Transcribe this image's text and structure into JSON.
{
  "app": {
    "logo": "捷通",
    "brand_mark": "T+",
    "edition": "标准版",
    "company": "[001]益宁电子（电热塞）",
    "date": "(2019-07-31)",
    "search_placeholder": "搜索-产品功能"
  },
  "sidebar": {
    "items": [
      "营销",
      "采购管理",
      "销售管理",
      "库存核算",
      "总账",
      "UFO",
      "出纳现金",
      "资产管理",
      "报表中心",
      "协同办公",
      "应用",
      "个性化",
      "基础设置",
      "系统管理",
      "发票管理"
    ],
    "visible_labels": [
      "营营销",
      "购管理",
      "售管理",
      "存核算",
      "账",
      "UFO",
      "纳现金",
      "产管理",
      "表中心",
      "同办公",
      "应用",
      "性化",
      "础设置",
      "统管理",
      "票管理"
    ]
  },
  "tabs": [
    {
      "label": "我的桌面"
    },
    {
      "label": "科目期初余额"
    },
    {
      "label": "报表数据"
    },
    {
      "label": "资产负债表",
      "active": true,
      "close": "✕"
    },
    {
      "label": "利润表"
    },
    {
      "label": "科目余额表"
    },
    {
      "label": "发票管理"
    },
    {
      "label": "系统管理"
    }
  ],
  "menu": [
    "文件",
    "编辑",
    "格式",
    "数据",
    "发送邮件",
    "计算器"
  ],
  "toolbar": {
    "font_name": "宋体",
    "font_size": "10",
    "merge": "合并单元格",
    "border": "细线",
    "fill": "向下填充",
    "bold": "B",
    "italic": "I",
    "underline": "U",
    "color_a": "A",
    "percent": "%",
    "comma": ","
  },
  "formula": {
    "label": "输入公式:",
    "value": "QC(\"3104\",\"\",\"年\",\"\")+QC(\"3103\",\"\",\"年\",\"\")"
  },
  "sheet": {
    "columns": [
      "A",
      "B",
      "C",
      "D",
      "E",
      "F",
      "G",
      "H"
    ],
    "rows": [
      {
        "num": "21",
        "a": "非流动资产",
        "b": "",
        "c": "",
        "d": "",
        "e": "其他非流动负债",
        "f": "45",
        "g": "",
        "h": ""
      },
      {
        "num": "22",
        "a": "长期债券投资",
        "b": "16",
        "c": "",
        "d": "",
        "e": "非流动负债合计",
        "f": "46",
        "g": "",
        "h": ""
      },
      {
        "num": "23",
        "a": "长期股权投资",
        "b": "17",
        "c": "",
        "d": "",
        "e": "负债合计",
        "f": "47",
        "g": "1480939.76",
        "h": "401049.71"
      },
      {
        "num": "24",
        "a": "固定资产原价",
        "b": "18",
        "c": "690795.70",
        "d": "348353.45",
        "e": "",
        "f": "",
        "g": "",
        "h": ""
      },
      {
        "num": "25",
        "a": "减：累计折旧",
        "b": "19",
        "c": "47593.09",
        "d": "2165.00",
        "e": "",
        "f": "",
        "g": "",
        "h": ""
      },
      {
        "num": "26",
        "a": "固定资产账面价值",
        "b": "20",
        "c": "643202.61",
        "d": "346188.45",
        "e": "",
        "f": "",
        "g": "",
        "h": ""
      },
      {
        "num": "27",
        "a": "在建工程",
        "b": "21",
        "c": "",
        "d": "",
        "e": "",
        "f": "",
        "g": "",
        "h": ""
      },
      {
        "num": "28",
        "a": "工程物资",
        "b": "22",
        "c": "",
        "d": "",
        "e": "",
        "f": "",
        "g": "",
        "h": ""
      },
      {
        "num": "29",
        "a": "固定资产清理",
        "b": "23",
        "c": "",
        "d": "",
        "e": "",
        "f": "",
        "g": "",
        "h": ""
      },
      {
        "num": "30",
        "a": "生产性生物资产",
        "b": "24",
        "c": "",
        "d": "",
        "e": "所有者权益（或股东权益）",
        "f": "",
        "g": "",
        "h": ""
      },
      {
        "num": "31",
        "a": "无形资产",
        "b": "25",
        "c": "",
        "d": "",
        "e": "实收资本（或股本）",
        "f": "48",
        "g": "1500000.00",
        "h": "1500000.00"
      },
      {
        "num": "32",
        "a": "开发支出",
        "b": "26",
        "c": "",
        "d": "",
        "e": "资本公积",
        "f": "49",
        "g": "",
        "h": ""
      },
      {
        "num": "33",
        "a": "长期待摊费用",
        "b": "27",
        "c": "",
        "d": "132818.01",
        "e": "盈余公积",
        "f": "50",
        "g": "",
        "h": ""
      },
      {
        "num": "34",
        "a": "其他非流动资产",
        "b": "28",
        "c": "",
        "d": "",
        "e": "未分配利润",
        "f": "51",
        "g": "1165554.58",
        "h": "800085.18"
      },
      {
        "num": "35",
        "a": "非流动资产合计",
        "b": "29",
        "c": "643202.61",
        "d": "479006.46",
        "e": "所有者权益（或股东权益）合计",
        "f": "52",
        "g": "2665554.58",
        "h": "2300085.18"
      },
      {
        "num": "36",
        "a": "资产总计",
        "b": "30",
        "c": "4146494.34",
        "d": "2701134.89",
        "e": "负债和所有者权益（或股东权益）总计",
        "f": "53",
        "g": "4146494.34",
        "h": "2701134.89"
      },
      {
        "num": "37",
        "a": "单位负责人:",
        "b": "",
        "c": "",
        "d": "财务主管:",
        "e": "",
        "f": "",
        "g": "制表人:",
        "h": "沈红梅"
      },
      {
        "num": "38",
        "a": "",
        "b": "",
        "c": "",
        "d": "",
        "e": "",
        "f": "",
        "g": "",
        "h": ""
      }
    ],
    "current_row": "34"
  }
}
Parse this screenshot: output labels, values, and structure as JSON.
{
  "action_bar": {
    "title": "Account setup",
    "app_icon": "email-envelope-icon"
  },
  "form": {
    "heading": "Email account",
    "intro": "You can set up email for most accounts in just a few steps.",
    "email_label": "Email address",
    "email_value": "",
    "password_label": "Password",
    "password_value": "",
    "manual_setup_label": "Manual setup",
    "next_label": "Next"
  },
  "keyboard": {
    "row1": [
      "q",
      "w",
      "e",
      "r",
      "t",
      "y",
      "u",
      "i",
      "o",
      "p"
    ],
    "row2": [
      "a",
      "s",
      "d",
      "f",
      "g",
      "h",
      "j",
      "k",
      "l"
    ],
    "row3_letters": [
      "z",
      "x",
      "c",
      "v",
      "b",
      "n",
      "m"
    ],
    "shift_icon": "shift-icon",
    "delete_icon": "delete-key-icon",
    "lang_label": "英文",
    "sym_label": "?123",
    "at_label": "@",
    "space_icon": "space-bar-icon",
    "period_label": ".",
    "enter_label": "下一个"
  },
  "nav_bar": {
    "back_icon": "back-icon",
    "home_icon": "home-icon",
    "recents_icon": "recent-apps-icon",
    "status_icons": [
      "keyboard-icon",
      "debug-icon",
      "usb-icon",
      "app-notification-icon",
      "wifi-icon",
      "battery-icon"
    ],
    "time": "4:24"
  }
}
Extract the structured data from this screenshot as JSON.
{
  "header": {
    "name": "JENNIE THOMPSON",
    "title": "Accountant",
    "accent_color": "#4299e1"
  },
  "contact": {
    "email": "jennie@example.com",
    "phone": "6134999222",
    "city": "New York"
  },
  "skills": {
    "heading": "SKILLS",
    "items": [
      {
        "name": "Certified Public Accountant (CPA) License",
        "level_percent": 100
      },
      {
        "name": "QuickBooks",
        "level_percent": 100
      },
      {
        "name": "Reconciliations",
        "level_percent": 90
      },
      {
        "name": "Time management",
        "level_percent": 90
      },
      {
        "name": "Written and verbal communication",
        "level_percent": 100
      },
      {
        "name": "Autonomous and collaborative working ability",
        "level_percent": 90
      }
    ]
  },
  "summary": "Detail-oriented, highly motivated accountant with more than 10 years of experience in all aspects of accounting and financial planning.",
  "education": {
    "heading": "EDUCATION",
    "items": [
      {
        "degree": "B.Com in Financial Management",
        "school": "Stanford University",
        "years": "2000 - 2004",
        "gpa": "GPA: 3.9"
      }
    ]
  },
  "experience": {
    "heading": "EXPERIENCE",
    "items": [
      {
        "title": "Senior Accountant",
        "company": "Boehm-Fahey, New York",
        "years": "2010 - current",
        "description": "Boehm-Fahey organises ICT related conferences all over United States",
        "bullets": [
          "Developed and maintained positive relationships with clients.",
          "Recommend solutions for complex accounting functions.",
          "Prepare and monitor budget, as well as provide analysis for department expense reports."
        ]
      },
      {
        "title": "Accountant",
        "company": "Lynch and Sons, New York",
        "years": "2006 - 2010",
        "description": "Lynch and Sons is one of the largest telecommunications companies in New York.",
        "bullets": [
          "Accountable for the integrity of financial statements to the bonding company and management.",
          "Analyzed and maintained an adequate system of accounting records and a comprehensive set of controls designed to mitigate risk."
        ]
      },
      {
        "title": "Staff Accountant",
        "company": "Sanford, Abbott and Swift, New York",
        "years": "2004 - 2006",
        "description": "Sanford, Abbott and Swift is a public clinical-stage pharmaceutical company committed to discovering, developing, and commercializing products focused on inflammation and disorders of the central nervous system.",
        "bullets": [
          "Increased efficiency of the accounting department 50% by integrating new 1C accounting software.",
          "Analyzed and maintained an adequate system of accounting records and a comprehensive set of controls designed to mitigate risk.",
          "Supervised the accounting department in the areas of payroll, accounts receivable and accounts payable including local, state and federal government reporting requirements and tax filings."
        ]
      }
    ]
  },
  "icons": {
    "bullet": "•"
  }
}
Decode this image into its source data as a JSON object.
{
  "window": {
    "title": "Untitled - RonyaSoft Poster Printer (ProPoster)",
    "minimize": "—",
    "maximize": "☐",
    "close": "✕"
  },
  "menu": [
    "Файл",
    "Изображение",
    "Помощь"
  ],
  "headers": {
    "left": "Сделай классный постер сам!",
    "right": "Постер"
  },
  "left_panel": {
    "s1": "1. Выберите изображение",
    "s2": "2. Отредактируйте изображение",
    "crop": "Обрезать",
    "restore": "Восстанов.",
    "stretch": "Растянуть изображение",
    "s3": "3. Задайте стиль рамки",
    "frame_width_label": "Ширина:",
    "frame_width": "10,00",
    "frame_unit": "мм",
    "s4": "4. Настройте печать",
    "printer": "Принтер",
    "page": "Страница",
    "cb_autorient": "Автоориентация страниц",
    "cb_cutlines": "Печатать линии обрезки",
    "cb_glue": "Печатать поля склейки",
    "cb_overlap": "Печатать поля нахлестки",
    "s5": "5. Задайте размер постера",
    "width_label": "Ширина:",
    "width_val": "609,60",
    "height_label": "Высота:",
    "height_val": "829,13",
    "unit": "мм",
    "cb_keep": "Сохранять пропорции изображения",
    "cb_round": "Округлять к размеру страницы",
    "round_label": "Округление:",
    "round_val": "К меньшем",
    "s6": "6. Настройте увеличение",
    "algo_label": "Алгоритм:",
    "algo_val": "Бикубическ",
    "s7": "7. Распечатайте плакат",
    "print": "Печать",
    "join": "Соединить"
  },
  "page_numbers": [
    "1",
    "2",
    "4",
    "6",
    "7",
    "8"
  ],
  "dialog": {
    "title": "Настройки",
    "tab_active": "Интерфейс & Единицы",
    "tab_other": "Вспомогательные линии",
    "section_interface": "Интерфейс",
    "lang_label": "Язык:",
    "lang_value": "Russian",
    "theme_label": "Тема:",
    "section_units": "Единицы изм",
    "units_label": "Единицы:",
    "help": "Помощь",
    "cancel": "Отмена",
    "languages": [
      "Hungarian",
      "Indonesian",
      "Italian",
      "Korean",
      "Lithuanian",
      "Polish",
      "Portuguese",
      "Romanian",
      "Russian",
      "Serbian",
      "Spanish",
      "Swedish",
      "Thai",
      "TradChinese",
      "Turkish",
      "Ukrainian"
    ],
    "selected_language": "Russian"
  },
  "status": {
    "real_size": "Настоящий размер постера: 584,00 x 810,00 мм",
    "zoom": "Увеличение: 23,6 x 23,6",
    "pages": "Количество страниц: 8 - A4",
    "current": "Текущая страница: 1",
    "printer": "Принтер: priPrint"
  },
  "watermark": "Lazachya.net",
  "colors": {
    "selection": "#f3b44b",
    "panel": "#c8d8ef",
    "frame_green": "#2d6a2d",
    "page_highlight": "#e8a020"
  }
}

INSTRUCTION: Copy in full each line that holds the word "Ширина".

CORRECT RESULT:
    "frame_width_label": "Ширина:",
    "width_label": "Ширина:",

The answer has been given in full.